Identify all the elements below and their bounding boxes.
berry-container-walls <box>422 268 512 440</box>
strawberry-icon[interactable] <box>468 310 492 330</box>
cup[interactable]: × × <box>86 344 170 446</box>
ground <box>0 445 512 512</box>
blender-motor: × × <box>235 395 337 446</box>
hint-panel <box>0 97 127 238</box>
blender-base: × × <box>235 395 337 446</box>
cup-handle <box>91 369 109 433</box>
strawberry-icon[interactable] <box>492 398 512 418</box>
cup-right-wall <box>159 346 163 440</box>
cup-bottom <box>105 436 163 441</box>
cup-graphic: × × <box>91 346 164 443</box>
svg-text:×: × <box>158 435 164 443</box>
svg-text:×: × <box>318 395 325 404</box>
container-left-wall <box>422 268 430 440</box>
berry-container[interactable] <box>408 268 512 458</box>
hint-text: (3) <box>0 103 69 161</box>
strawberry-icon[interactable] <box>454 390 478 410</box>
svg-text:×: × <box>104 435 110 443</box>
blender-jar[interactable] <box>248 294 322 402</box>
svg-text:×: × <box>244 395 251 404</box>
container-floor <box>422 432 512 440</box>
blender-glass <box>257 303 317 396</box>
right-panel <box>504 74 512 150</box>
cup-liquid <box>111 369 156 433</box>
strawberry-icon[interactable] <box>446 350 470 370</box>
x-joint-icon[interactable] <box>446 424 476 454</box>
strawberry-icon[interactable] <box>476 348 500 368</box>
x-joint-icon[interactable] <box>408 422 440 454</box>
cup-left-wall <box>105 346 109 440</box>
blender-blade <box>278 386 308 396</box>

TO DO: Format every line of the items above as a JSON list of strings, one string per line, and leave out any blank lines.

OUTPUT OF THE EXERCISE:
[
  "Identify all the elements below and their bounding boxes.",
  "berry-container-walls <box>422 268 512 440</box>",
  "strawberry-icon[interactable] <box>468 310 492 330</box>",
  "cup[interactable]: × × <box>86 344 170 446</box>",
  "ground <box>0 445 512 512</box>",
  "blender-motor: × × <box>235 395 337 446</box>",
  "hint-panel <box>0 97 127 238</box>",
  "blender-base: × × <box>235 395 337 446</box>",
  "cup-handle <box>91 369 109 433</box>",
  "strawberry-icon[interactable] <box>492 398 512 418</box>",
  "cup-right-wall <box>159 346 163 440</box>",
  "cup-bottom <box>105 436 163 441</box>",
  "cup-graphic: × × <box>91 346 164 443</box>",
  "svg-text:×: × <box>158 435 164 443</box>",
  "svg-text:×: × <box>318 395 325 404</box>",
  "container-left-wall <box>422 268 430 440</box>",
  "berry-container[interactable] <box>408 268 512 458</box>",
  "hint-text: (3) <box>0 103 69 161</box>",
  "strawberry-icon[interactable] <box>454 390 478 410</box>",
  "svg-text:×: × <box>104 435 110 443</box>",
  "blender-jar[interactable] <box>248 294 322 402</box>",
  "svg-text:×: × <box>244 395 251 404</box>",
  "container-floor <box>422 432 512 440</box>",
  "blender-glass <box>257 303 317 396</box>",
  "right-panel <box>504 74 512 150</box>",
  "cup-liquid <box>111 369 156 433</box>",
  "strawberry-icon[interactable] <box>446 350 470 370</box>",
  "x-joint-icon[interactable] <box>446 424 476 454</box>",
  "strawberry-icon[interactable] <box>476 348 500 368</box>",
  "x-joint-icon[interactable] <box>408 422 440 454</box>",
  "cup-left-wall <box>105 346 109 440</box>",
  "blender-blade <box>278 386 308 396</box>"
]